[Work to complete] Copy out the entries below in full and exactly.

[Task inputs]
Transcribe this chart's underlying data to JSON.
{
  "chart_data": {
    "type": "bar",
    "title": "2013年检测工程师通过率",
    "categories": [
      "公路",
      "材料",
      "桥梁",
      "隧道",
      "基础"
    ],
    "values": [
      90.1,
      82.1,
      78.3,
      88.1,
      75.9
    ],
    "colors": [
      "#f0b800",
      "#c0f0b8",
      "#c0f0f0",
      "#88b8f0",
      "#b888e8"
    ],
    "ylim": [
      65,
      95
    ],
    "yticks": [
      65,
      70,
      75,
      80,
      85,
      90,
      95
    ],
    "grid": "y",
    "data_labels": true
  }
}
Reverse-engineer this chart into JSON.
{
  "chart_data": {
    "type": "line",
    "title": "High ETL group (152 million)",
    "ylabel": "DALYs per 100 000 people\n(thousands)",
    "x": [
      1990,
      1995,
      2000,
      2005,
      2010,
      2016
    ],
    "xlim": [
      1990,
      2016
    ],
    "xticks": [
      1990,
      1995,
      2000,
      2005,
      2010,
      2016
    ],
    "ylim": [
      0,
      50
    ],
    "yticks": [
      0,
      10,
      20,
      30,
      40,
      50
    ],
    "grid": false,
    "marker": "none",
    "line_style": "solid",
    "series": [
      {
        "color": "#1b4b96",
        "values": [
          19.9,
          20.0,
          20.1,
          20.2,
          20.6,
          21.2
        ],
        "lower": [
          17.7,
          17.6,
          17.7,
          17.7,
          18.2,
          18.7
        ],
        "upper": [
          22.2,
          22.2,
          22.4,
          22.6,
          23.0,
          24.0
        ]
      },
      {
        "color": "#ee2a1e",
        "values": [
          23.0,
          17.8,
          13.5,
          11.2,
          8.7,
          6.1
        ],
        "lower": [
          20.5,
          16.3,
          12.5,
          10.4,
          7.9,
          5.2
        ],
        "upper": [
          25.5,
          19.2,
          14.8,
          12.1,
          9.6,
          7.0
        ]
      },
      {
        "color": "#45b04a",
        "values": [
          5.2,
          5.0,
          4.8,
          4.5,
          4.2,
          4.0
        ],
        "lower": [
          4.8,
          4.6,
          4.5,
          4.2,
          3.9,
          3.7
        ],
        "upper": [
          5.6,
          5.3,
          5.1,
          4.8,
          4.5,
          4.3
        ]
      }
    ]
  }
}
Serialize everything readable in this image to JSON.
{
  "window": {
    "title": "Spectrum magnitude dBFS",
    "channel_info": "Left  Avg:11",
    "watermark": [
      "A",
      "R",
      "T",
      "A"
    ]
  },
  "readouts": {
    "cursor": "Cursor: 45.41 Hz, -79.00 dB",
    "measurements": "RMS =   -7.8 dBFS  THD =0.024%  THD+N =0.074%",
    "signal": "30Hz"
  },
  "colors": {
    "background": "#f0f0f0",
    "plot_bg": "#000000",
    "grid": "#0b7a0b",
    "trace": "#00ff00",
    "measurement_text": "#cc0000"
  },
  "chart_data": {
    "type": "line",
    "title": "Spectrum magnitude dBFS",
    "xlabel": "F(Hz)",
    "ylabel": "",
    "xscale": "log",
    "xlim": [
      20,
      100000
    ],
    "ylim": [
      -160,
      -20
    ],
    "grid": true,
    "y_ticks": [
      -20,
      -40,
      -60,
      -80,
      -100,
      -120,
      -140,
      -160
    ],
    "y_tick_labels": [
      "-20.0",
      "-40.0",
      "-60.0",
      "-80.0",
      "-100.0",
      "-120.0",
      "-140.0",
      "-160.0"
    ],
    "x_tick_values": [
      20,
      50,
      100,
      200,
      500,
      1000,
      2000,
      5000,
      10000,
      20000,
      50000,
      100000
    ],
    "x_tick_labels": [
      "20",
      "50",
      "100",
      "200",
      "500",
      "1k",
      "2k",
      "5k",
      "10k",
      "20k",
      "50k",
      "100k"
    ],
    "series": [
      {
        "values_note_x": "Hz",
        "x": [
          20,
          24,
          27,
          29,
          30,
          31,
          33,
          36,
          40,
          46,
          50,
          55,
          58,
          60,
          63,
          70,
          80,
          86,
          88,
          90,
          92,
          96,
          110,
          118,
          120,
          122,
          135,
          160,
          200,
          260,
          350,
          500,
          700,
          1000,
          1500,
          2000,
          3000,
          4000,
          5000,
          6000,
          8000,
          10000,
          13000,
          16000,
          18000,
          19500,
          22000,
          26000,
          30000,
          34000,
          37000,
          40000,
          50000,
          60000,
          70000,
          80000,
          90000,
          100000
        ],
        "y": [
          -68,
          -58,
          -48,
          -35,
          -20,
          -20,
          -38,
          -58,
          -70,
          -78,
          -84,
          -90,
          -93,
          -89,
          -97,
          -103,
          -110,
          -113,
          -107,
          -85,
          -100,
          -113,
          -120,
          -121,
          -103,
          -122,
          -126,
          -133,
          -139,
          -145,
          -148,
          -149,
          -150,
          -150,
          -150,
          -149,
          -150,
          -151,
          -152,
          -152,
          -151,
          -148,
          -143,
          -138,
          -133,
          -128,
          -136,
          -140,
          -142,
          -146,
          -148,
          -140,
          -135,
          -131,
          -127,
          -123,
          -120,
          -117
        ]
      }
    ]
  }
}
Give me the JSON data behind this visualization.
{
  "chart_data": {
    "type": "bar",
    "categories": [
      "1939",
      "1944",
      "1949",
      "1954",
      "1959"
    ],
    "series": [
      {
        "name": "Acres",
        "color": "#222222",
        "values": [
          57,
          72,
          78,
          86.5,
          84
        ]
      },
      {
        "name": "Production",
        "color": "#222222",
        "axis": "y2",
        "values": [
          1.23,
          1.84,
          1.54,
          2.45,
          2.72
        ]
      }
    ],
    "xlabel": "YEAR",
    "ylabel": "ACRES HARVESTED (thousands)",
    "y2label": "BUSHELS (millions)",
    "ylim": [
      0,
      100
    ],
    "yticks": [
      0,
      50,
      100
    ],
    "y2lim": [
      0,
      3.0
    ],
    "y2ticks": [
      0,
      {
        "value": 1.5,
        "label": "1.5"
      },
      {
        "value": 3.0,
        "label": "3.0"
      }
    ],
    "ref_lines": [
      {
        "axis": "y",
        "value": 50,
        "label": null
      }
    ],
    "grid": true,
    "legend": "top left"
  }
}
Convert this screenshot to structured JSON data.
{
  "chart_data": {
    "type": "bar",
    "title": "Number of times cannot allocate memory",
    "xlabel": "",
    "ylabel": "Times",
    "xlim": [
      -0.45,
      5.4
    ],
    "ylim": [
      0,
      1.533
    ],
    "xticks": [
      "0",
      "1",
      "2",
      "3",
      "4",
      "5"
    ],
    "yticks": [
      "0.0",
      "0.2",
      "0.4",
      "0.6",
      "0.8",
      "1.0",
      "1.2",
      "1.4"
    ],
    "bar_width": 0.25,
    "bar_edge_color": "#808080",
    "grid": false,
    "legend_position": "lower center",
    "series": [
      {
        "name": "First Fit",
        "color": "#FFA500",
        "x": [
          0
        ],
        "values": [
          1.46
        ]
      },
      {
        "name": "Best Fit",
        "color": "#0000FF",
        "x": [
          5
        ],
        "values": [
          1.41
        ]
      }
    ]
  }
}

[Written response]
Transcribe this chart's underlying data to JSON.
{
  "chart_data": {
    "type": "bar",
    "title": "2013年检测工程师通过率",
    "categories": [
      "公路",
      "材料",
      "桥梁",
      "隧道",
      "基础"
    ],
    "values": [
      90.1,
      82.1,
      78.3,
      88.1,
      75.9
    ],
    "colors": [
      "#f0b800",
      "#c0f0b8",
      "#c0f0f0",
      "#88b8f0",
      "#b888e8"
    ],
    "ylim": [
      65,
      95
    ],
    "yticks": [
      65,
      70,
      75,
      80,
      85,
      90,
      95
    ],
    "grid": "y",
    "data_labels": true
  }
}
Reverse-engineer this chart into JSON.
{
  "chart_data": {
    "type": "line",
    "title": "High ETL group (152 million)",
    "ylabel": "DALYs per 100 000 people\n(thousands)",
    "x": [
      1990,
      1995,
      2000,
      2005,
      2010,
      2016
    ],
    "xlim": [
      1990,
      2016
    ],
    "xticks": [
      1990,
      1995,
      2000,
      2005,
      2010,
      2016
    ],
    "ylim": [
      0,
      50
    ],
    "yticks": [
      0,
      10,
      20,
      30,
      40,
      50
    ],
    "grid": false,
    "marker": "none",
    "line_style": "solid",
    "series": [
      {
        "color": "#1b4b96",
        "values": [
          19.9,
          20.0,
          20.1,
          20.2,
          20.6,
          21.2
        ],
        "lower": [
          17.7,
          17.6,
          17.7,
          17.7,
          18.2,
          18.7
        ],
        "upper": [
          22.2,
          22.2,
          22.4,
          22.6,
          23.0,
          24.0
        ]
      },
      {
        "color": "#ee2a1e",
        "values": [
          23.0,
          17.8,
          13.5,
          11.2,
          8.7,
          6.1
        ],
        "lower": [
          20.5,
          16.3,
          12.5,
          10.4,
          7.9,
          5.2
        ],
        "upper": [
          25.5,
          19.2,
          14.8,
          12.1,
          9.6,
          7.0
        ]
      },
      {
        "color": "#45b04a",
        "values": [
          5.2,
          5.0,
          4.8,
          4.5,
          4.2,
          4.0
        ],
        "lower": [
          4.8,
          4.6,
          4.5,
          4.2,
          3.9,
          3.7
        ],
        "upper": [
          5.6,
          5.3,
          5.1,
          4.8,
          4.5,
          4.3
        ]
      }
    ]
  }
}
Serialize everything readable in this image to JSON.
{
  "window": {
    "title": "Spectrum magnitude dBFS",
    "channel_info": "Left  Avg:11",
    "watermark": [
      "A",
      "R",
      "T",
      "A"
    ]
  },
  "readouts": {
    "cursor": "Cursor: 45.41 Hz, -79.00 dB",
    "measurements": "RMS =   -7.8 dBFS  THD =0.024%  THD+N =0.074%",
    "signal": "30Hz"
  },
  "colors": {
    "background": "#f0f0f0",
    "plot_bg": "#000000",
    "grid": "#0b7a0b",
    "trace": "#00ff00",
    "measurement_text": "#cc0000"
  },
  "chart_data": {
    "type": "line",
    "title": "Spectrum magnitude dBFS",
    "xlabel": "F(Hz)",
    "ylabel": "",
    "xscale": "log",
    "xlim": [
      20,
      100000
    ],
    "ylim": [
      -160,
      -20
    ],
    "grid": true,
    "y_ticks": [
      -20,
      -40,
      -60,
      -80,
      -100,
      -120,
      -140,
      -160
    ],
    "y_tick_labels": [
      "-20.0",
      "-40.0",
      "-60.0",
      "-80.0",
      "-100.0",
      "-120.0",
      "-140.0",
      "-160.0"
    ],
    "x_tick_values": [
      20,
      50,
      100,
      200,
      500,
      1000,
      2000,
      5000,
      10000,
      20000,
      50000,
      100000
    ],
    "x_tick_labels": [
      "20",
      "50",
      "100",
      "200",
      "500",
      "1k",
      "2k",
      "5k",
      "10k",
      "20k",
      "50k",
      "100k"
    ],
    "series": [
      {
        "values_note_x": "Hz",
        "x": [
          20,
          24,
          27,
          29,
          30,
          31,
          33,
          36,
          40,
          46,
          50,
          55,
          58,
          60,
          63,
          70,
          80,
          86,
          88,
          90,
          92,
          96,
          110,
          118,
          120,
          122,
          135,
          160,
          200,
          260,
          350,
          500,
          700,
          1000,
          1500,
          2000,
          3000,
          4000,
          5000,
          6000,
          8000,
          10000,
          13000,
          16000,
          18000,
          19500,
          22000,
          26000,
          30000,
          34000,
          37000,
          40000,
          50000,
          60000,
          70000,
          80000,
          90000,
          100000
        ],
        "y": [
          -68,
          -58,
          -48,
          -35,
          -20,
          -20,
          -38,
          -58,
          -70,
          -78,
          -84,
          -90,
          -93,
          -89,
          -97,
          -103,
          -110,
          -113,
          -107,
          -85,
          -100,
          -113,
          -120,
          -121,
          -103,
          -122,
          -126,
          -133,
          -139,
          -145,
          -148,
          -149,
          -150,
          -150,
          -150,
          -149,
          -150,
          -151,
          -152,
          -152,
          -151,
          -148,
          -143,
          -138,
          -133,
          -128,
          -136,
          -140,
          -142,
          -146,
          -148,
          -140,
          -135,
          -131,
          -127,
          -123,
          -120,
          -117
        ]
      }
    ]
  }
}
Give me the JSON data behind this visualization.
{
  "chart_data": {
    "type": "bar",
    "categories": [
      "1939",
      "1944",
      "1949",
      "1954",
      "1959"
    ],
    "series": [
      {
        "name": "Acres",
        "color": "#222222",
        "values": [
          57,
          72,
          78,
          86.5,
          84
        ]
      },
      {
        "name": "Production",
        "color": "#222222",
        "axis": "y2",
        "values": [
          1.23,
          1.84,
          1.54,
          2.45,
          2.72
        ]
      }
    ],
    "xlabel": "YEAR",
    "ylabel": "ACRES HARVESTED (thousands)",
    "y2label": "BUSHELS (millions)",
    "ylim": [
      0,
      100
    ],
    "yticks": [
      0,
      50,
      100
    ],
    "y2lim": [
      0,
      3.0
    ],
    "y2ticks": [
      0,
      {
        "value": 1.5,
        "label": "1.5"
      },
      {
        "value": 3.0,
        "label": "3.0"
      }
    ],
    "ref_lines": [
      {
        "axis": "y",
        "value": 50,
        "label": null
      }
    ],
    "grid": true,
    "legend": "top left"
  }
}
Convert this screenshot to structured JSON data.
{
  "chart_data": {
    "type": "bar",
    "title": "Number of times cannot allocate memory",
    "xlabel": "",
    "ylabel": "Times",
    "xlim": [
      -0.45,
      5.4
    ],
    "ylim": [
      0,
      1.533
    ],
    "xticks": [
      "0",
      "1",
      "2",
      "3",
      "4",
      "5"
    ],
    "yticks": [
      "0.0",
      "0.2",
      "0.4",
      "0.6",
      "0.8",
      "1.0",
      "1.2",
      "1.4"
    ],
    "bar_width": 0.25,
    "bar_edge_color": "#808080",
    "grid": false,
    "legend_position": "lower center",
    "series": [
      {
        "name": "First Fit",
        "color": "#FFA500",
        "x": [
          0
        ],
        "values": [
          1.46
        ]
      },
      {
        "name": "Best Fit",
        "color": "#0000FF",
        "x": [
          5
        ],
        "values": [
          1.41
        ]
      }
    ]
  }
}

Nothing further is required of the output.